**The input:**
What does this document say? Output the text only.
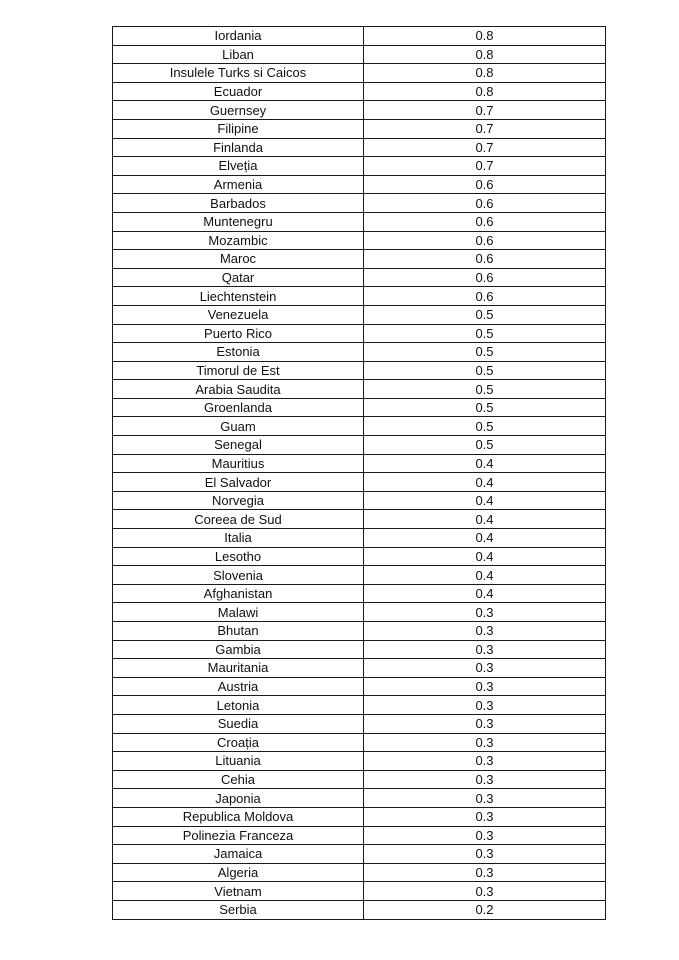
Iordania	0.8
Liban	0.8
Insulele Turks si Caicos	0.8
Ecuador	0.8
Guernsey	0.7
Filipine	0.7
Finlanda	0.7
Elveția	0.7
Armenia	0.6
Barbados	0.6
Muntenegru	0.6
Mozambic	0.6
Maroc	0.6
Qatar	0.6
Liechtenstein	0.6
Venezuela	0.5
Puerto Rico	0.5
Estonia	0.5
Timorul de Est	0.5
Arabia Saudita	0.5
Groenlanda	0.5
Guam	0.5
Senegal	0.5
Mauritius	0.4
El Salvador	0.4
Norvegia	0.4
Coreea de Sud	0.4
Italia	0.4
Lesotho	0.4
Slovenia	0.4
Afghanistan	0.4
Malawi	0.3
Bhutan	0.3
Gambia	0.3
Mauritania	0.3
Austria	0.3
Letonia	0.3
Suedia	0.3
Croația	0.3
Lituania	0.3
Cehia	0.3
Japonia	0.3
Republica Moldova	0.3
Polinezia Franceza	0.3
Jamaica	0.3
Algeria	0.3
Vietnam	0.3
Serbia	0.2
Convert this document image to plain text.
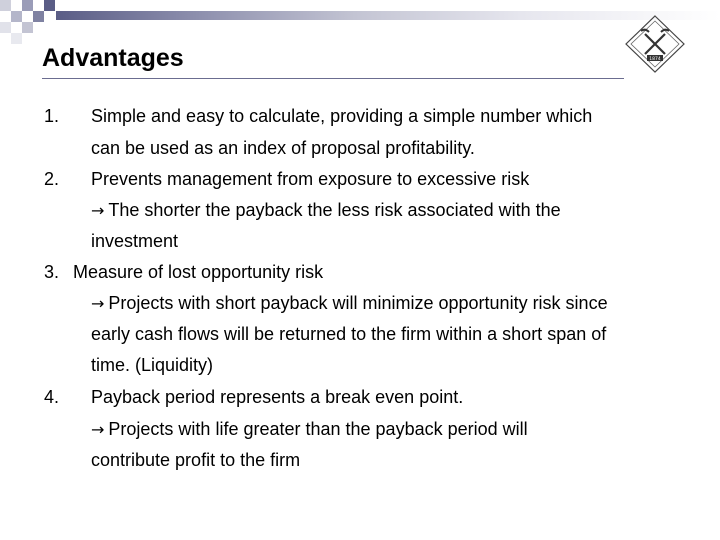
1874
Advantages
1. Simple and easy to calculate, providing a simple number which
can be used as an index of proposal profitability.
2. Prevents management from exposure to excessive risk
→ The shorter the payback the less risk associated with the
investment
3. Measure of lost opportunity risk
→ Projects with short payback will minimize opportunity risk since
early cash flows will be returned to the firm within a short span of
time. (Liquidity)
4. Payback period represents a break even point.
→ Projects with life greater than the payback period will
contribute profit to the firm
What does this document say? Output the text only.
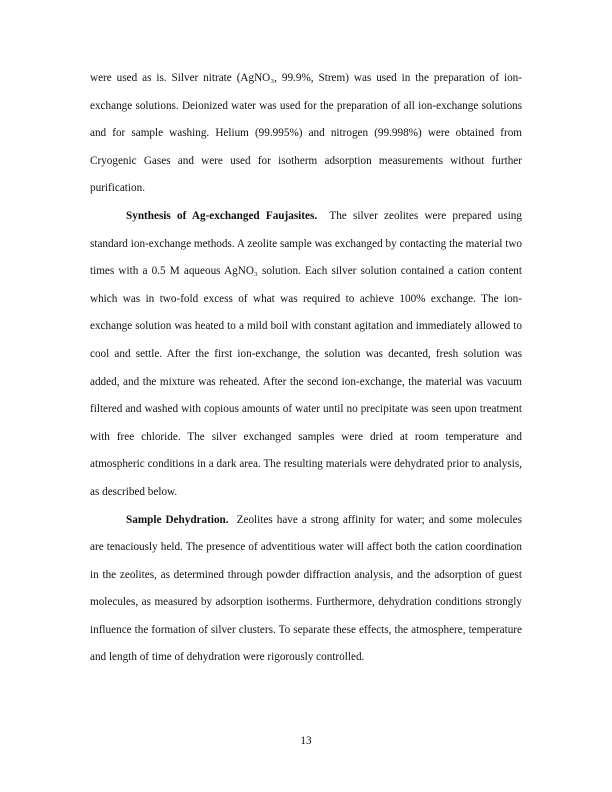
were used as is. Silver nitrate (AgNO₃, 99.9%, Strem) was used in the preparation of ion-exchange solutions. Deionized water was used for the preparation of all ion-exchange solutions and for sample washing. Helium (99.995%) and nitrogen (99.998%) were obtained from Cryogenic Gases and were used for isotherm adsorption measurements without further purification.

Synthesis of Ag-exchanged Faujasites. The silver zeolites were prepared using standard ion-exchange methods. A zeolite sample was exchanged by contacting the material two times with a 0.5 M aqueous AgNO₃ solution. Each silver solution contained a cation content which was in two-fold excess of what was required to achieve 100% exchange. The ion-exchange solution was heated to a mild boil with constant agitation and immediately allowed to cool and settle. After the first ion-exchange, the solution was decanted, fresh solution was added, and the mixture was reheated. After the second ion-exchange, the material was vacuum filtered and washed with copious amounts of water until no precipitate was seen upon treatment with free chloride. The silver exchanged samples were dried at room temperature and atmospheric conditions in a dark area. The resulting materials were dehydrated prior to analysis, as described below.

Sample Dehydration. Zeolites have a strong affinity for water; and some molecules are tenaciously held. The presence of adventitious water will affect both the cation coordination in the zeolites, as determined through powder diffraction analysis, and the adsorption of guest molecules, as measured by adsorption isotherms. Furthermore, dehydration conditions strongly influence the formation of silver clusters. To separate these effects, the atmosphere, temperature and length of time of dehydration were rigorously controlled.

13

**Exercise:** Count every line of the material above that holds the string "firm", then state only the total.

**Response for this exercise:** 2